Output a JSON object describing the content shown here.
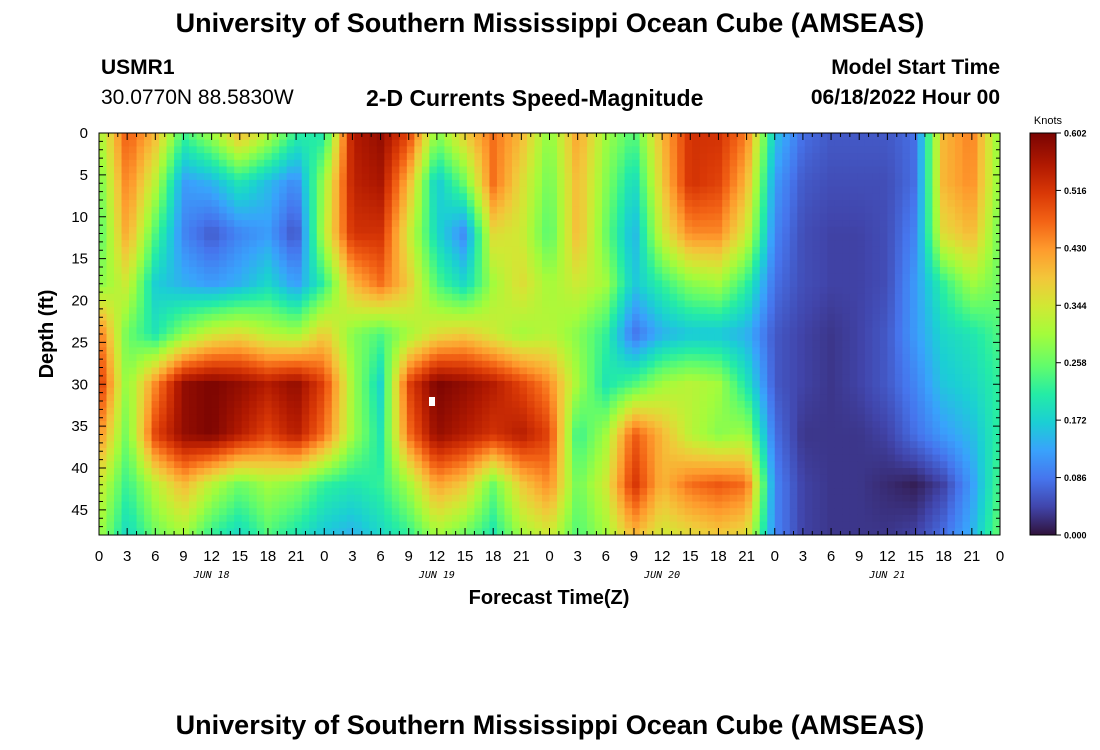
{
  "page": {
    "title": "University of Southern Mississippi Ocean Cube (AMSEAS)",
    "footer_title": "University of Southern Mississippi Ocean Cube (AMSEAS)",
    "station_id": "USMR1",
    "coordinates": "30.0770N  88.5830W",
    "chart_title": "2-D Currents Speed-Magnitude",
    "model_start_label": "Model Start Time",
    "model_start_value": "06/18/2022 Hour 00"
  },
  "chart_data": {
    "type": "heatmap",
    "title": "2-D Currents Speed-Magnitude",
    "xlabel": "Forecast Time(Z)",
    "ylabel": "Depth (ft)",
    "x_tick_labels": [
      "0",
      "3",
      "6",
      "9",
      "12",
      "15",
      "18",
      "21",
      "0",
      "3",
      "6",
      "9",
      "12",
      "15",
      "18",
      "21",
      "0",
      "3",
      "6",
      "9",
      "12",
      "15",
      "18",
      "21",
      "0",
      "3",
      "6",
      "9",
      "12",
      "15",
      "18",
      "21",
      "0"
    ],
    "x_range_hours": [
      0,
      96
    ],
    "date_labels": [
      "JUN 18",
      "JUN 19",
      "JUN 20",
      "JUN 21"
    ],
    "y_ticks": [
      0,
      5,
      10,
      15,
      20,
      25,
      30,
      35,
      40,
      45
    ],
    "ylim": [
      0,
      48
    ],
    "y_inverted": true,
    "colorbar": {
      "unit": "Knots",
      "ticks": [
        "0.602",
        "0.516",
        "0.430",
        "0.344",
        "0.258",
        "0.172",
        "0.086",
        "0.000"
      ],
      "min": 0.0,
      "max": 0.602
    },
    "depths_ft": [
      0,
      6,
      12,
      18,
      24,
      30,
      36,
      42,
      48
    ],
    "hours": [
      0,
      3,
      6,
      9,
      12,
      15,
      18,
      21,
      24,
      27,
      30,
      33,
      36,
      39,
      42,
      45,
      48,
      51,
      54,
      57,
      60,
      63,
      66,
      69,
      72,
      75,
      78,
      81,
      84,
      87,
      90,
      93,
      96
    ],
    "speed_knots": [
      [
        0.3,
        0.48,
        0.4,
        0.23,
        0.3,
        0.4,
        0.32,
        0.22,
        0.2,
        0.55,
        0.58,
        0.5,
        0.28,
        0.38,
        0.46,
        0.4,
        0.28,
        0.42,
        0.3,
        0.24,
        0.4,
        0.52,
        0.52,
        0.45,
        0.16,
        0.08,
        0.06,
        0.06,
        0.06,
        0.08,
        0.4,
        0.45,
        0.28
      ],
      [
        0.26,
        0.45,
        0.32,
        0.12,
        0.14,
        0.2,
        0.15,
        0.1,
        0.3,
        0.54,
        0.56,
        0.4,
        0.16,
        0.26,
        0.46,
        0.36,
        0.26,
        0.4,
        0.28,
        0.18,
        0.38,
        0.52,
        0.5,
        0.4,
        0.12,
        0.06,
        0.05,
        0.05,
        0.05,
        0.08,
        0.4,
        0.44,
        0.28
      ],
      [
        0.24,
        0.42,
        0.24,
        0.1,
        0.06,
        0.1,
        0.12,
        0.05,
        0.32,
        0.52,
        0.52,
        0.34,
        0.18,
        0.1,
        0.36,
        0.34,
        0.24,
        0.4,
        0.26,
        0.14,
        0.34,
        0.44,
        0.44,
        0.34,
        0.1,
        0.05,
        0.04,
        0.04,
        0.05,
        0.1,
        0.36,
        0.4,
        0.26
      ],
      [
        0.28,
        0.34,
        0.17,
        0.14,
        0.12,
        0.14,
        0.18,
        0.12,
        0.22,
        0.4,
        0.46,
        0.38,
        0.24,
        0.18,
        0.3,
        0.36,
        0.3,
        0.34,
        0.3,
        0.16,
        0.22,
        0.28,
        0.3,
        0.22,
        0.08,
        0.05,
        0.04,
        0.04,
        0.05,
        0.12,
        0.22,
        0.3,
        0.26
      ],
      [
        0.46,
        0.26,
        0.2,
        0.28,
        0.34,
        0.36,
        0.32,
        0.3,
        0.38,
        0.28,
        0.24,
        0.3,
        0.36,
        0.38,
        0.34,
        0.3,
        0.32,
        0.28,
        0.22,
        0.08,
        0.14,
        0.16,
        0.16,
        0.14,
        0.06,
        0.04,
        0.03,
        0.04,
        0.06,
        0.12,
        0.18,
        0.2,
        0.24
      ],
      [
        0.52,
        0.28,
        0.44,
        0.58,
        0.6,
        0.58,
        0.55,
        0.58,
        0.5,
        0.3,
        0.18,
        0.5,
        0.6,
        0.58,
        0.55,
        0.5,
        0.44,
        0.3,
        0.2,
        0.24,
        0.3,
        0.32,
        0.3,
        0.2,
        0.06,
        0.04,
        0.03,
        0.04,
        0.06,
        0.1,
        0.16,
        0.18,
        0.22
      ],
      [
        0.44,
        0.26,
        0.5,
        0.58,
        0.6,
        0.55,
        0.5,
        0.55,
        0.46,
        0.3,
        0.2,
        0.46,
        0.58,
        0.55,
        0.52,
        0.55,
        0.5,
        0.22,
        0.3,
        0.48,
        0.4,
        0.32,
        0.28,
        0.3,
        0.08,
        0.03,
        0.03,
        0.03,
        0.04,
        0.08,
        0.12,
        0.15,
        0.22
      ],
      [
        0.34,
        0.22,
        0.32,
        0.4,
        0.32,
        0.26,
        0.3,
        0.28,
        0.22,
        0.2,
        0.22,
        0.3,
        0.42,
        0.38,
        0.26,
        0.38,
        0.44,
        0.26,
        0.34,
        0.52,
        0.4,
        0.46,
        0.48,
        0.46,
        0.1,
        0.04,
        0.03,
        0.03,
        0.02,
        0.01,
        0.04,
        0.12,
        0.24
      ],
      [
        0.3,
        0.18,
        0.26,
        0.3,
        0.22,
        0.18,
        0.24,
        0.2,
        0.16,
        0.14,
        0.18,
        0.22,
        0.3,
        0.26,
        0.2,
        0.3,
        0.34,
        0.24,
        0.3,
        0.4,
        0.34,
        0.36,
        0.38,
        0.36,
        0.1,
        0.04,
        0.03,
        0.03,
        0.03,
        0.04,
        0.08,
        0.14,
        0.26
      ]
    ]
  }
}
◇ ◇ ◇
[Task requirements] Exactly reproduce each record, leaving out any pictures.

[Solution]
Output a JSON object describing the content shown here.
{
  "page": {
    "title": "University of Southern Mississippi Ocean Cube (AMSEAS)",
    "footer_title": "University of Southern Mississippi Ocean Cube (AMSEAS)",
    "station_id": "USMR1",
    "coordinates": "30.0770N  88.5830W",
    "chart_title": "2-D Currents Speed-Magnitude",
    "model_start_label": "Model Start Time",
    "model_start_value": "06/18/2022 Hour 00"
  },
  "chart_data": {
    "type": "heatmap",
    "title": "2-D Currents Speed-Magnitude",
    "xlabel": "Forecast Time(Z)",
    "ylabel": "Depth (ft)",
    "x_tick_labels": [
      "0",
      "3",
      "6",
      "9",
      "12",
      "15",
      "18",
      "21",
      "0",
      "3",
      "6",
      "9",
      "12",
      "15",
      "18",
      "21",
      "0",
      "3",
      "6",
      "9",
      "12",
      "15",
      "18",
      "21",
      "0",
      "3",
      "6",
      "9",
      "12",
      "15",
      "18",
      "21",
      "0"
    ],
    "x_range_hours": [
      0,
      96
    ],
    "date_labels": [
      "JUN 18",
      "JUN 19",
      "JUN 20",
      "JUN 21"
    ],
    "y_ticks": [
      0,
      5,
      10,
      15,
      20,
      25,
      30,
      35,
      40,
      45
    ],
    "ylim": [
      0,
      48
    ],
    "y_inverted": true,
    "colorbar": {
      "unit": "Knots",
      "ticks": [
        "0.602",
        "0.516",
        "0.430",
        "0.344",
        "0.258",
        "0.172",
        "0.086",
        "0.000"
      ],
      "min": 0.0,
      "max": 0.602
    },
    "depths_ft": [
      0,
      6,
      12,
      18,
      24,
      30,
      36,
      42,
      48
    ],
    "hours": [
      0,
      3,
      6,
      9,
      12,
      15,
      18,
      21,
      24,
      27,
      30,
      33,
      36,
      39,
      42,
      45,
      48,
      51,
      54,
      57,
      60,
      63,
      66,
      69,
      72,
      75,
      78,
      81,
      84,
      87,
      90,
      93,
      96
    ],
    "speed_knots": [
      [
        0.3,
        0.48,
        0.4,
        0.23,
        0.3,
        0.4,
        0.32,
        0.22,
        0.2,
        0.55,
        0.58,
        0.5,
        0.28,
        0.38,
        0.46,
        0.4,
        0.28,
        0.42,
        0.3,
        0.24,
        0.4,
        0.52,
        0.52,
        0.45,
        0.16,
        0.08,
        0.06,
        0.06,
        0.06,
        0.08,
        0.4,
        0.45,
        0.28
      ],
      [
        0.26,
        0.45,
        0.32,
        0.12,
        0.14,
        0.2,
        0.15,
        0.1,
        0.3,
        0.54,
        0.56,
        0.4,
        0.16,
        0.26,
        0.46,
        0.36,
        0.26,
        0.4,
        0.28,
        0.18,
        0.38,
        0.52,
        0.5,
        0.4,
        0.12,
        0.06,
        0.05,
        0.05,
        0.05,
        0.08,
        0.4,
        0.44,
        0.28
      ],
      [
        0.24,
        0.42,
        0.24,
        0.1,
        0.06,
        0.1,
        0.12,
        0.05,
        0.32,
        0.52,
        0.52,
        0.34,
        0.18,
        0.1,
        0.36,
        0.34,
        0.24,
        0.4,
        0.26,
        0.14,
        0.34,
        0.44,
        0.44,
        0.34,
        0.1,
        0.05,
        0.04,
        0.04,
        0.05,
        0.1,
        0.36,
        0.4,
        0.26
      ],
      [
        0.28,
        0.34,
        0.17,
        0.14,
        0.12,
        0.14,
        0.18,
        0.12,
        0.22,
        0.4,
        0.46,
        0.38,
        0.24,
        0.18,
        0.3,
        0.36,
        0.3,
        0.34,
        0.3,
        0.16,
        0.22,
        0.28,
        0.3,
        0.22,
        0.08,
        0.05,
        0.04,
        0.04,
        0.05,
        0.12,
        0.22,
        0.3,
        0.26
      ],
      [
        0.46,
        0.26,
        0.2,
        0.28,
        0.34,
        0.36,
        0.32,
        0.3,
        0.38,
        0.28,
        0.24,
        0.3,
        0.36,
        0.38,
        0.34,
        0.3,
        0.32,
        0.28,
        0.22,
        0.08,
        0.14,
        0.16,
        0.16,
        0.14,
        0.06,
        0.04,
        0.03,
        0.04,
        0.06,
        0.12,
        0.18,
        0.2,
        0.24
      ],
      [
        0.52,
        0.28,
        0.44,
        0.58,
        0.6,
        0.58,
        0.55,
        0.58,
        0.5,
        0.3,
        0.18,
        0.5,
        0.6,
        0.58,
        0.55,
        0.5,
        0.44,
        0.3,
        0.2,
        0.24,
        0.3,
        0.32,
        0.3,
        0.2,
        0.06,
        0.04,
        0.03,
        0.04,
        0.06,
        0.1,
        0.16,
        0.18,
        0.22
      ],
      [
        0.44,
        0.26,
        0.5,
        0.58,
        0.6,
        0.55,
        0.5,
        0.55,
        0.46,
        0.3,
        0.2,
        0.46,
        0.58,
        0.55,
        0.52,
        0.55,
        0.5,
        0.22,
        0.3,
        0.48,
        0.4,
        0.32,
        0.28,
        0.3,
        0.08,
        0.03,
        0.03,
        0.03,
        0.04,
        0.08,
        0.12,
        0.15,
        0.22
      ],
      [
        0.34,
        0.22,
        0.32,
        0.4,
        0.32,
        0.26,
        0.3,
        0.28,
        0.22,
        0.2,
        0.22,
        0.3,
        0.42,
        0.38,
        0.26,
        0.38,
        0.44,
        0.26,
        0.34,
        0.52,
        0.4,
        0.46,
        0.48,
        0.46,
        0.1,
        0.04,
        0.03,
        0.03,
        0.02,
        0.01,
        0.04,
        0.12,
        0.24
      ],
      [
        0.3,
        0.18,
        0.26,
        0.3,
        0.22,
        0.18,
        0.24,
        0.2,
        0.16,
        0.14,
        0.18,
        0.22,
        0.3,
        0.26,
        0.2,
        0.3,
        0.34,
        0.24,
        0.3,
        0.4,
        0.34,
        0.36,
        0.38,
        0.36,
        0.1,
        0.04,
        0.03,
        0.03,
        0.03,
        0.04,
        0.08,
        0.14,
        0.26
      ]
    ]
  }
}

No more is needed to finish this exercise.